## Required work
Gather every line that includes the word "title", please.

+===+

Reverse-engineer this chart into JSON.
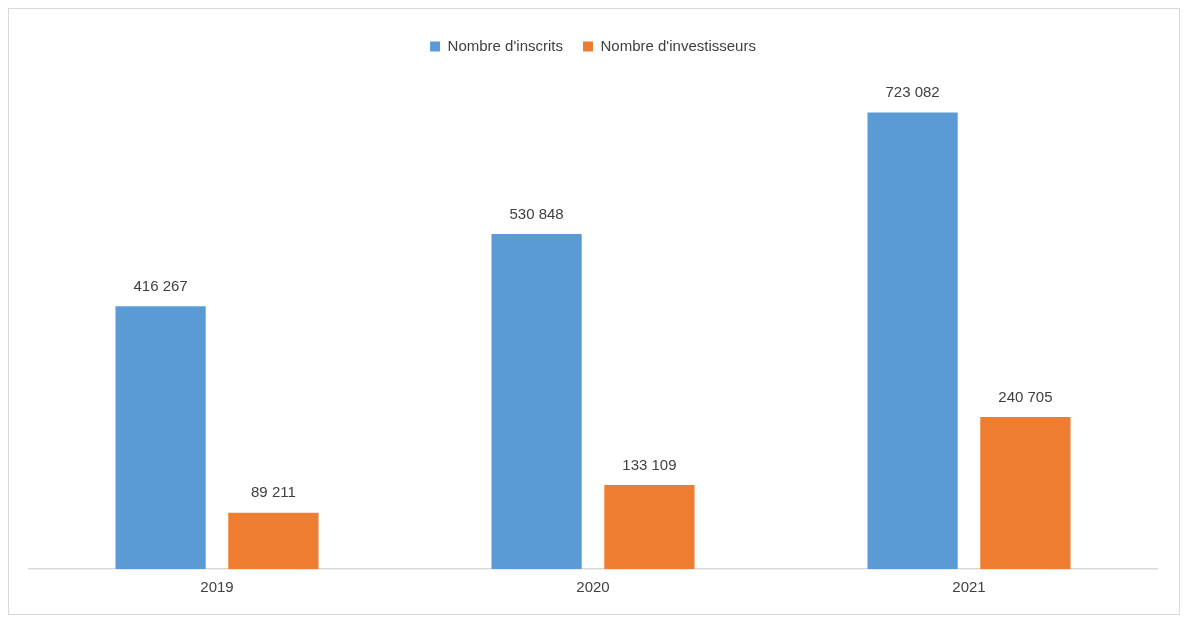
{
  "chart_data": {
    "type": "bar",
    "categories": [
      "2019",
      "2020",
      "2021"
    ],
    "series": [
      {
        "name": "Nombre d'inscrits",
        "color": "#5b9bd5",
        "values": [
          416267,
          530848,
          723082
        ],
        "value_labels": [
          "416 267",
          "530 848",
          "723 082"
        ]
      },
      {
        "name": "Nombre d'investisseurs",
        "color": "#ed7d31",
        "values": [
          89211,
          133109,
          240705
        ],
        "value_labels": [
          "89 211",
          "133 109",
          "240 705"
        ]
      }
    ],
    "legend": "top",
    "grid": false,
    "tick_labels": "x"
  }
}
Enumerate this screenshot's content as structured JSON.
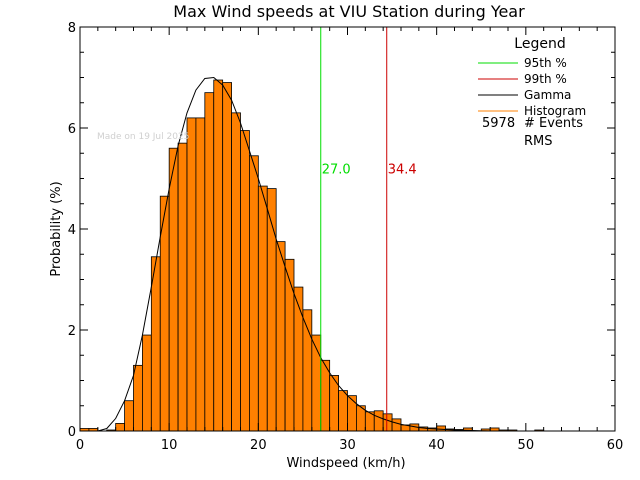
{
  "chart_data": {
    "type": "bar",
    "title": "Max Wind speeds at VIU Station during Year",
    "xlabel": "Windspeed (km/h)",
    "ylabel": "Probability  (%)",
    "xlim": [
      0,
      60
    ],
    "ylim": [
      0,
      8
    ],
    "xticks": [
      0,
      10,
      20,
      30,
      40,
      50,
      60
    ],
    "yticks": [
      0,
      2,
      4,
      6,
      8
    ],
    "bin_width": 1,
    "histogram": {
      "bin_starts": [
        0,
        1,
        2,
        3,
        4,
        5,
        6,
        7,
        8,
        9,
        10,
        11,
        12,
        13,
        14,
        15,
        16,
        17,
        18,
        19,
        20,
        21,
        22,
        23,
        24,
        25,
        26,
        27,
        28,
        29,
        30,
        31,
        32,
        33,
        34,
        35,
        36,
        37,
        38,
        39,
        40,
        41,
        42,
        43,
        44,
        45,
        46,
        47,
        48,
        49,
        50,
        51,
        52,
        53,
        54,
        55,
        56,
        57,
        58,
        59
      ],
      "values": [
        0.05,
        0.05,
        0.0,
        0.02,
        0.15,
        0.6,
        1.3,
        1.9,
        3.45,
        4.65,
        5.6,
        5.7,
        6.2,
        6.2,
        6.7,
        6.95,
        6.9,
        6.3,
        5.95,
        5.45,
        4.85,
        4.8,
        3.75,
        3.4,
        2.85,
        2.4,
        1.9,
        1.4,
        1.1,
        0.8,
        0.7,
        0.5,
        0.38,
        0.4,
        0.34,
        0.24,
        0.12,
        0.14,
        0.08,
        0.06,
        0.1,
        0.04,
        0.03,
        0.06,
        0.0,
        0.04,
        0.06,
        0.02,
        0.02,
        0.0,
        0.0,
        0.02,
        0.0,
        0.0,
        0.0,
        0.0,
        0.0,
        0.0,
        0.0,
        0.0
      ],
      "color": "#ff8000"
    },
    "gamma_fit": {
      "x": [
        2,
        3,
        4,
        5,
        6,
        7,
        8,
        9,
        10,
        11,
        12,
        13,
        14,
        15,
        16,
        17,
        18,
        19,
        20,
        21,
        22,
        23,
        24,
        25,
        26,
        27,
        28,
        29,
        30,
        31,
        32,
        33,
        34,
        35,
        36,
        37,
        38,
        39,
        40,
        42,
        44,
        46,
        48,
        50,
        55,
        60
      ],
      "y": [
        0.0,
        0.05,
        0.25,
        0.6,
        1.1,
        1.9,
        2.85,
        3.85,
        4.8,
        5.65,
        6.3,
        6.75,
        6.98,
        7.0,
        6.85,
        6.55,
        6.1,
        5.55,
        5.0,
        4.4,
        3.8,
        3.25,
        2.72,
        2.25,
        1.82,
        1.45,
        1.15,
        0.9,
        0.7,
        0.54,
        0.41,
        0.31,
        0.24,
        0.18,
        0.13,
        0.1,
        0.07,
        0.05,
        0.04,
        0.02,
        0.01,
        0.0,
        0.0,
        0.0,
        0.0,
        0.0
      ],
      "color": "#000000"
    },
    "percentile_95": {
      "value": 27.0,
      "label": "27.0",
      "color": "#00dd00"
    },
    "percentile_99": {
      "value": 34.4,
      "label": "34.4",
      "color": "#cc0000"
    },
    "legend": {
      "title": "Legend",
      "placement": "top-right",
      "entries": [
        {
          "label": "95th %",
          "color": "#00dd00"
        },
        {
          "label": "99th %",
          "color": "#cc0000"
        },
        {
          "label": "Gamma",
          "color": "#000000"
        },
        {
          "label": "Histogram",
          "color": "#ff8000"
        }
      ],
      "events_count": "5978",
      "events_label": "# Events",
      "rms_label": "RMS"
    },
    "watermark": "Made on 19 Jul 2025"
  },
  "colors": {
    "background": "#ffffff",
    "axis": "#000000",
    "bar_fill": "#ff8000",
    "bar_edge": "#000000",
    "watermark": "#d0d0d0"
  }
}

+===+

## Result of the exercise
    "title": "Max Wind speeds at VIU Station during Year",
      "title": "Legend",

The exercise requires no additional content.